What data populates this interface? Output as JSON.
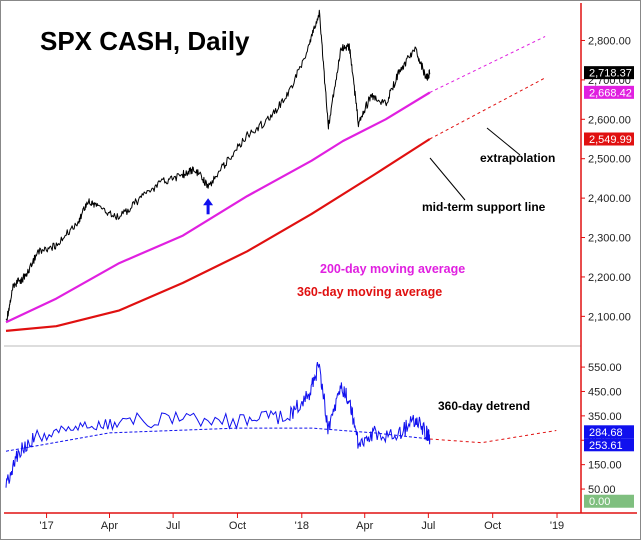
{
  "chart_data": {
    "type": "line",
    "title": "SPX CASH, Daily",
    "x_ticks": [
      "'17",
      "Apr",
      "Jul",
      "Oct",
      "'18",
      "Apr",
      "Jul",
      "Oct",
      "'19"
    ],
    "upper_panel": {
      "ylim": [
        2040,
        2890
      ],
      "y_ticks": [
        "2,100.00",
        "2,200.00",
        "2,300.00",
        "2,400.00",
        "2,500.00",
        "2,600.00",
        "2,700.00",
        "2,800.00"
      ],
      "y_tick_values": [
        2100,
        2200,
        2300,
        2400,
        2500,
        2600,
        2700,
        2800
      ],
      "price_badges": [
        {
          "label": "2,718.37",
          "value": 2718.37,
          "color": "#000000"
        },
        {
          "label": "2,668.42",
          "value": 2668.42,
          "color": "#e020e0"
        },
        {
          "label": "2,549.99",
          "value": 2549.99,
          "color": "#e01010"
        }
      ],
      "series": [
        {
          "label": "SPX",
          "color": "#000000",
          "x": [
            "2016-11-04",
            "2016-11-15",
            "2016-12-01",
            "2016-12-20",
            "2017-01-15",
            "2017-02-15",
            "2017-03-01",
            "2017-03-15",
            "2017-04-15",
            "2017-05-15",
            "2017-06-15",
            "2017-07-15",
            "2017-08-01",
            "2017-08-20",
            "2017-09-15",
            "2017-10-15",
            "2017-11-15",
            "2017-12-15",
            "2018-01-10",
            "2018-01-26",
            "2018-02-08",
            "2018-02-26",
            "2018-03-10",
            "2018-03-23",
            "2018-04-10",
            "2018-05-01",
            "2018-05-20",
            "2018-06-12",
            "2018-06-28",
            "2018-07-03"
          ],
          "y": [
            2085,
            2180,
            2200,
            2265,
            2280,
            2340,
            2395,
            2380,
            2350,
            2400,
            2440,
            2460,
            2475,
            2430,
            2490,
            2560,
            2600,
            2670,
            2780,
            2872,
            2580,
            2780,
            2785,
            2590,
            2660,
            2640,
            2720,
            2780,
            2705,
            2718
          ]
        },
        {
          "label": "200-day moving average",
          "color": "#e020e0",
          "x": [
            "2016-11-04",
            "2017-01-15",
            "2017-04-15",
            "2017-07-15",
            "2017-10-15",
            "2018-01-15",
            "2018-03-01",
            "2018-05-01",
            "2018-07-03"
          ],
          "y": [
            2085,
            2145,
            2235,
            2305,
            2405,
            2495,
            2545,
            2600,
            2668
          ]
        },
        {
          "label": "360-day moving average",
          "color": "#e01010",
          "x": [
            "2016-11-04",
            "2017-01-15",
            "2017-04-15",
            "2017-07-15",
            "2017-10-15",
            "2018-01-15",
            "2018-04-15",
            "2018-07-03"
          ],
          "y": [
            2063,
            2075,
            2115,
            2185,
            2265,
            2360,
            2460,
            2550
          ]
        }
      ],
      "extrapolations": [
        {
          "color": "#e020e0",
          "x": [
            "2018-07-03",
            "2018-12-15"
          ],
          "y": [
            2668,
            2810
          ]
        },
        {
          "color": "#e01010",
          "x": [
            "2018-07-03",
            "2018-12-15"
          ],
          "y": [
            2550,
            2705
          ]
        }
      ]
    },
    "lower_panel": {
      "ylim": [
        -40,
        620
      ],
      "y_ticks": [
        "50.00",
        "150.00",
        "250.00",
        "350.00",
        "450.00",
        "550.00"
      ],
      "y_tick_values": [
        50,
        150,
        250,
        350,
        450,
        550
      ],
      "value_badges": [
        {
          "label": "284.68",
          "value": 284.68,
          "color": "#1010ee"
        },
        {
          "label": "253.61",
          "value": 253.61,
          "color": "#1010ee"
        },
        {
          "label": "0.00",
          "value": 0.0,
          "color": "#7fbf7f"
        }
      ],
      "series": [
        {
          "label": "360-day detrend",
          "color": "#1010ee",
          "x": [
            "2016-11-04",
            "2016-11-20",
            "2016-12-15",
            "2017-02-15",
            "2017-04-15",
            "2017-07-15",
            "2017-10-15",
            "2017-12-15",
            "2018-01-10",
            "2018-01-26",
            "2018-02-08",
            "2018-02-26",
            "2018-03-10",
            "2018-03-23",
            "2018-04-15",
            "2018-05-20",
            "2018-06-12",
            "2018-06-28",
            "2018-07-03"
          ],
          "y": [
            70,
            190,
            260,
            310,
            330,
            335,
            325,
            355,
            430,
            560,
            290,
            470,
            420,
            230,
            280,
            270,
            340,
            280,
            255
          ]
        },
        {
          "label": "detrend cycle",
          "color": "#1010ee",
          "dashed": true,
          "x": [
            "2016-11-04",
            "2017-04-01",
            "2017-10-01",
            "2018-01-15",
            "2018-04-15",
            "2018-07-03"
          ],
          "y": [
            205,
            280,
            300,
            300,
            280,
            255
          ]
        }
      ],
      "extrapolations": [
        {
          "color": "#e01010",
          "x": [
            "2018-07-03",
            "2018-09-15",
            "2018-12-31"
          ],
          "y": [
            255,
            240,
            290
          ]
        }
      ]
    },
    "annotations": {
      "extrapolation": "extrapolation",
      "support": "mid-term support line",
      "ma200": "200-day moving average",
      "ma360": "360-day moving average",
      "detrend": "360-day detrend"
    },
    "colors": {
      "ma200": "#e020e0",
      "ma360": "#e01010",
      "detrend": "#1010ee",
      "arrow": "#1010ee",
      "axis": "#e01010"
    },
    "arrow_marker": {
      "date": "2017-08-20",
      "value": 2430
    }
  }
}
__________
Wherever the string "label" appears in the entries above, list that line.

Correct response:
          "label": "2,718.37",
          "label": "2,668.42",
          "label": "2,549.99",
          "label": "SPX",
          "label": "200-day moving average",
          "label": "360-day moving average",
          "label": "284.68",
          "label": "253.61",
          "label": "0.00",
          "label": "360-day detrend",
          "label": "detrend cycle",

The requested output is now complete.